-- Start --
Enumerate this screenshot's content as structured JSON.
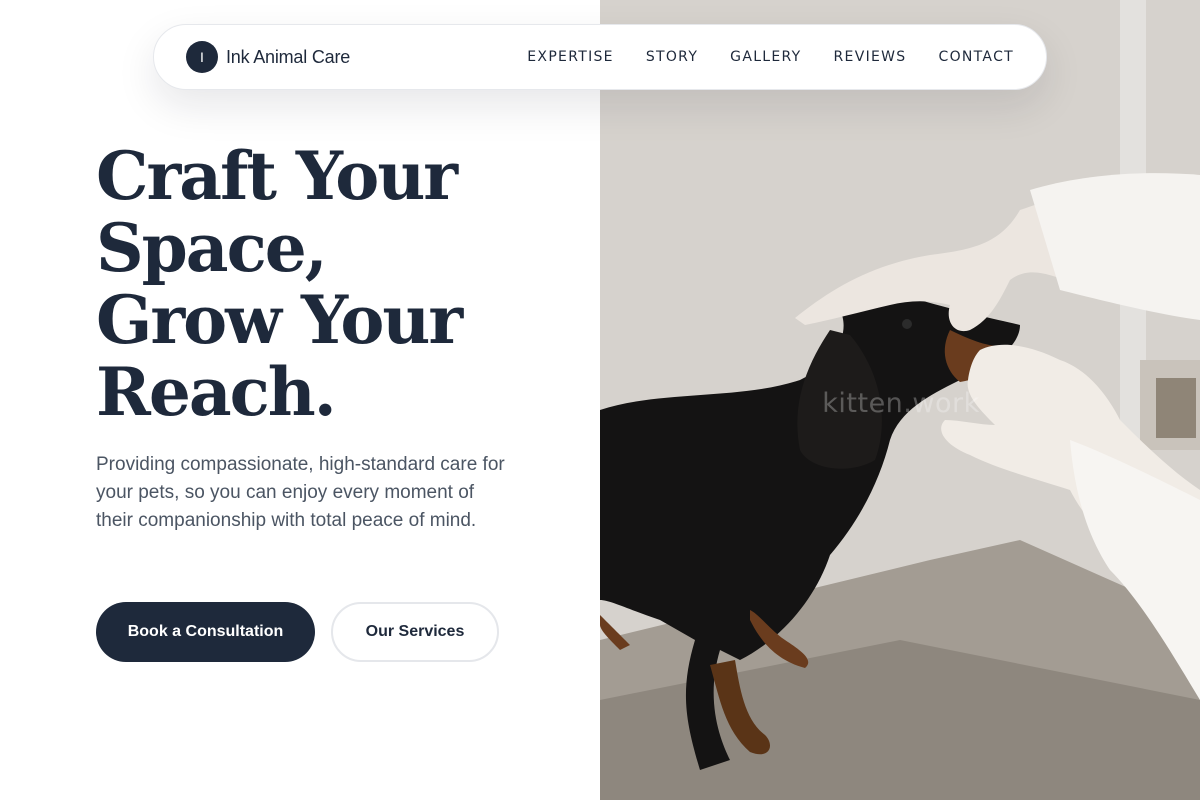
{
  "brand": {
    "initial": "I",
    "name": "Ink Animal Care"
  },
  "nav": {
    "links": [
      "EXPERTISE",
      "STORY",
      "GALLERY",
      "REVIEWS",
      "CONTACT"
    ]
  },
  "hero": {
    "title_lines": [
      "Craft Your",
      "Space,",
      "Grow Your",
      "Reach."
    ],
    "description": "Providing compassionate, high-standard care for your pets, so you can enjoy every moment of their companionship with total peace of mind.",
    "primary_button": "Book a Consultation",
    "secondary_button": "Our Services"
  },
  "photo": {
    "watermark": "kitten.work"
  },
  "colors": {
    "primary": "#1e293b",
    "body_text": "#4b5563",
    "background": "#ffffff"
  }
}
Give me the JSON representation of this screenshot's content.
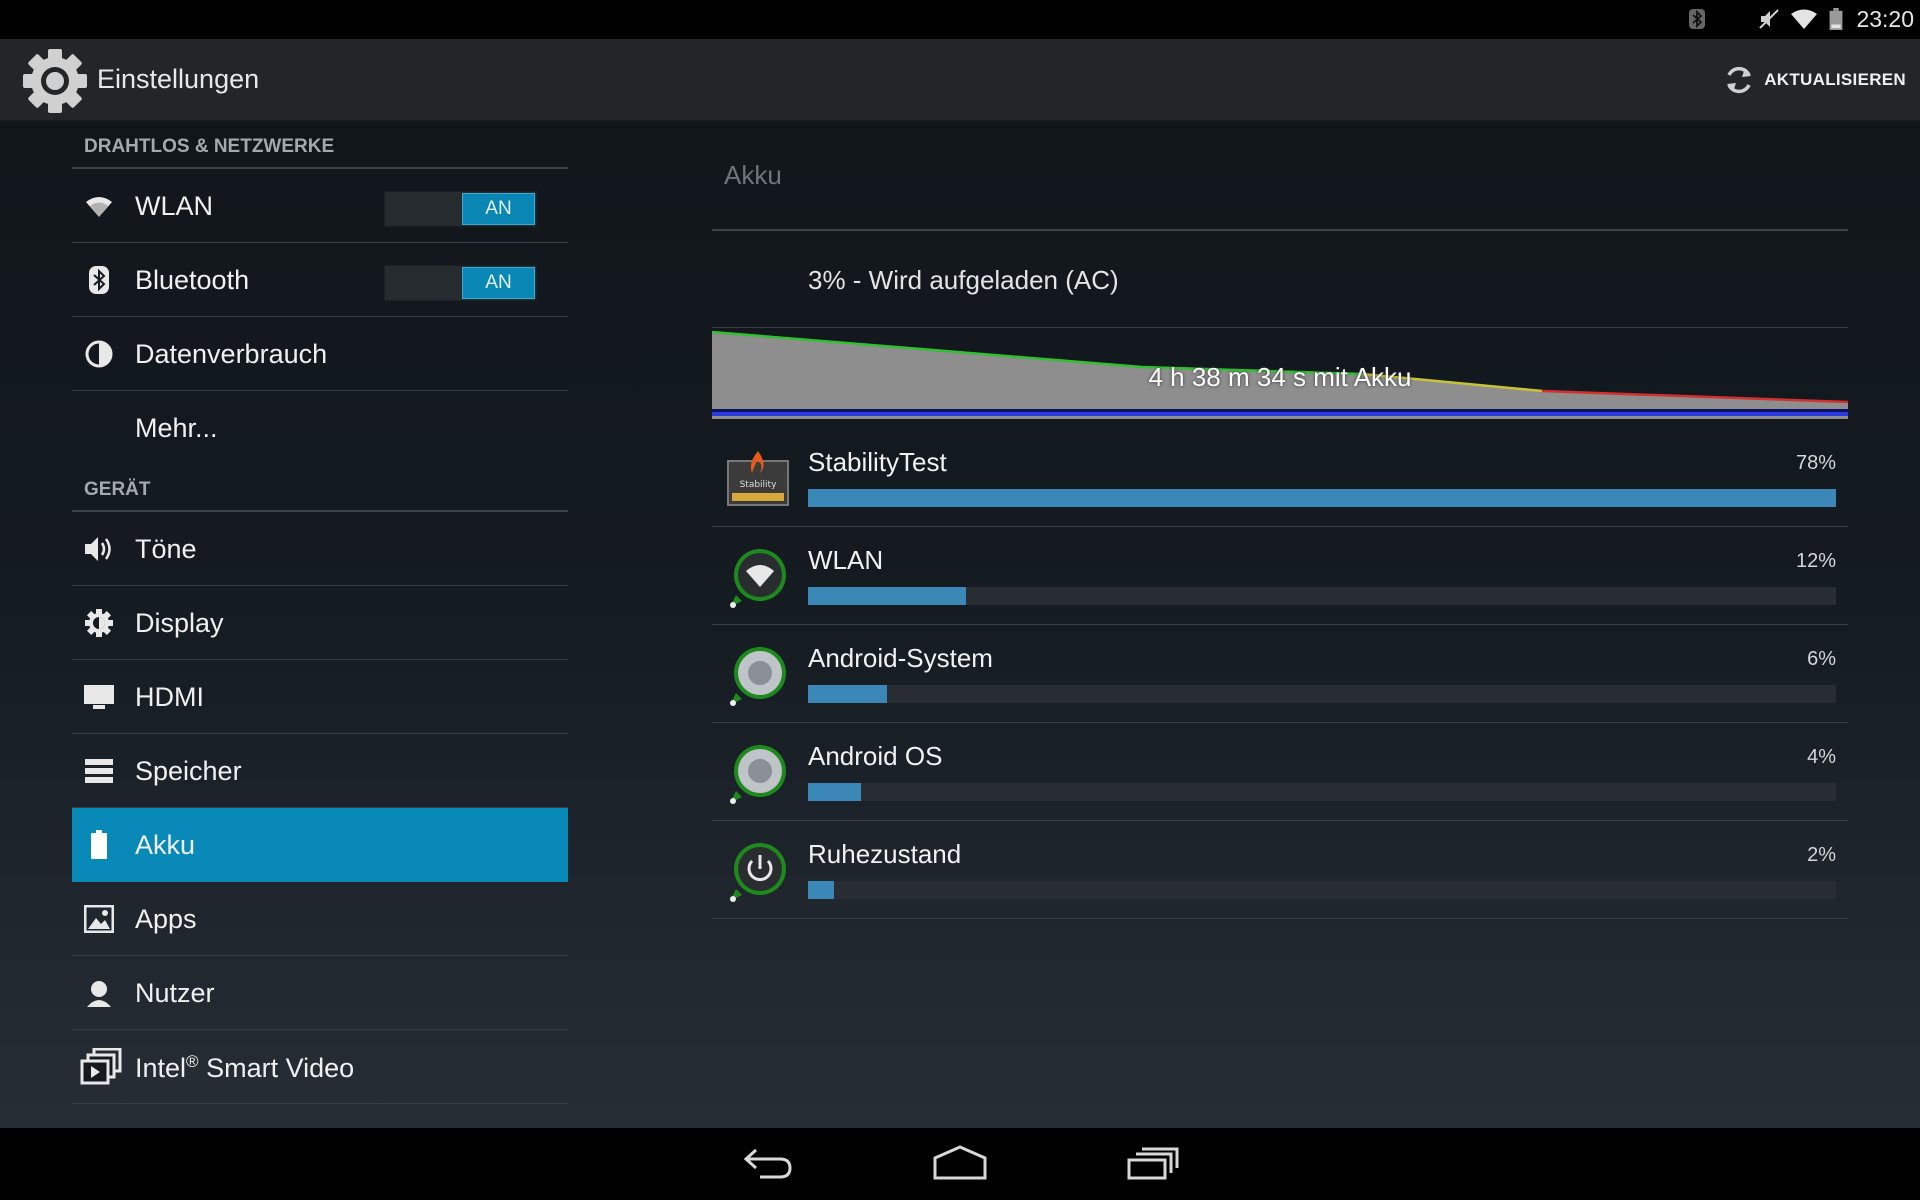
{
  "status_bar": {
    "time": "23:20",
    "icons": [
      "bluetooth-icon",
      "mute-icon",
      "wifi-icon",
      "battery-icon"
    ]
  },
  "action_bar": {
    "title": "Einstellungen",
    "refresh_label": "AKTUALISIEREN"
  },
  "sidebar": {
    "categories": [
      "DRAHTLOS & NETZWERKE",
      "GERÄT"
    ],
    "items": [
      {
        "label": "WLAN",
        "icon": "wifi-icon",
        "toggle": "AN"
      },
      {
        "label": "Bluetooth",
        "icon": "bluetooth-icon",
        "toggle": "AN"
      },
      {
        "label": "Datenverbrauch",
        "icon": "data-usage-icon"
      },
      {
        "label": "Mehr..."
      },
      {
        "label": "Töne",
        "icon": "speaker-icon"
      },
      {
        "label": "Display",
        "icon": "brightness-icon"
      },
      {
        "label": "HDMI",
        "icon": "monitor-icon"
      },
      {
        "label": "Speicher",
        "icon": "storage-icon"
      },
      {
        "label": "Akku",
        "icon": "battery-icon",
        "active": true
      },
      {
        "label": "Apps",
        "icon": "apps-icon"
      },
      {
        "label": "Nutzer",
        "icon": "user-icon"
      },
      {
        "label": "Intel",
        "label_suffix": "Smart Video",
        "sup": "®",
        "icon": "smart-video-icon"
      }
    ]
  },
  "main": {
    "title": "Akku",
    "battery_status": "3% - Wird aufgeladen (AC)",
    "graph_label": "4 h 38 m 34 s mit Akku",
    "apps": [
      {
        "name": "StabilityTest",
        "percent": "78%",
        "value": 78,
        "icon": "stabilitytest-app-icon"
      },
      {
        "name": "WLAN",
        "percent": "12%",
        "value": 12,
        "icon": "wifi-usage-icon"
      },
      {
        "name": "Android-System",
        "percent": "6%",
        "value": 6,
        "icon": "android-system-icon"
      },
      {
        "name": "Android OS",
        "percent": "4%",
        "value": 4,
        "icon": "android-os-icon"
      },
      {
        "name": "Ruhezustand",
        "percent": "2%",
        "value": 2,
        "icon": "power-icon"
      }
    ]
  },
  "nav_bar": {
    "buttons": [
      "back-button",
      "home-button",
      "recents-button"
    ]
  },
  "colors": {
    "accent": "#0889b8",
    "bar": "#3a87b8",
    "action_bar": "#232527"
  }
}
-- End --
- _GIVEN PROBLEM_
In the copy, include all records verbatim but no images.

- _FULL SOLUTION_
Enumerate this screenshot's content as structured JSON.
{
  "brand": {
    "initial": "I",
    "name": "Ink Animal Care"
  },
  "nav": {
    "links": [
      "EXPERTISE",
      "STORY",
      "GALLERY",
      "REVIEWS",
      "CONTACT"
    ]
  },
  "hero": {
    "title_lines": [
      "Craft Your",
      "Space,",
      "Grow Your",
      "Reach."
    ],
    "description": "Providing compassionate, high-standard care for your pets, so you can enjoy every moment of their companionship with total peace of mind.",
    "primary_button": "Book a Consultation",
    "secondary_button": "Our Services"
  },
  "photo": {
    "watermark": "kitten.work"
  },
  "colors": {
    "primary": "#1e293b",
    "body_text": "#4b5563",
    "background": "#ffffff"
  }
}
Give me the JSON representation of this screenshot's content.
{
  "status_bar": {
    "time": "23:20",
    "icons": [
      "bluetooth-icon",
      "mute-icon",
      "wifi-icon",
      "battery-icon"
    ]
  },
  "action_bar": {
    "title": "Einstellungen",
    "refresh_label": "AKTUALISIEREN"
  },
  "sidebar": {
    "categories": [
      "DRAHTLOS & NETZWERKE",
      "GERÄT"
    ],
    "items": [
      {
        "label": "WLAN",
        "icon": "wifi-icon",
        "toggle": "AN"
      },
      {
        "label": "Bluetooth",
        "icon": "bluetooth-icon",
        "toggle": "AN"
      },
      {
        "label": "Datenverbrauch",
        "icon": "data-usage-icon"
      },
      {
        "label": "Mehr..."
      },
      {
        "label": "Töne",
        "icon": "speaker-icon"
      },
      {
        "label": "Display",
        "icon": "brightness-icon"
      },
      {
        "label": "HDMI",
        "icon": "monitor-icon"
      },
      {
        "label": "Speicher",
        "icon": "storage-icon"
      },
      {
        "label": "Akku",
        "icon": "battery-icon",
        "active": true
      },
      {
        "label": "Apps",
        "icon": "apps-icon"
      },
      {
        "label": "Nutzer",
        "icon": "user-icon"
      },
      {
        "label": "Intel",
        "label_suffix": "Smart Video",
        "sup": "®",
        "icon": "smart-video-icon"
      }
    ]
  },
  "main": {
    "title": "Akku",
    "battery_status": "3% - Wird aufgeladen (AC)",
    "graph_label": "4 h 38 m 34 s mit Akku",
    "apps": [
      {
        "name": "StabilityTest",
        "percent": "78%",
        "value": 78,
        "icon": "stabilitytest-app-icon"
      },
      {
        "name": "WLAN",
        "percent": "12%",
        "value": 12,
        "icon": "wifi-usage-icon"
      },
      {
        "name": "Android-System",
        "percent": "6%",
        "value": 6,
        "icon": "android-system-icon"
      },
      {
        "name": "Android OS",
        "percent": "4%",
        "value": 4,
        "icon": "android-os-icon"
      },
      {
        "name": "Ruhezustand",
        "percent": "2%",
        "value": 2,
        "icon": "power-icon"
      }
    ]
  },
  "nav_bar": {
    "buttons": [
      "back-button",
      "home-button",
      "recents-button"
    ]
  },
  "colors": {
    "accent": "#0889b8",
    "bar": "#3a87b8",
    "action_bar": "#232527"
  }
}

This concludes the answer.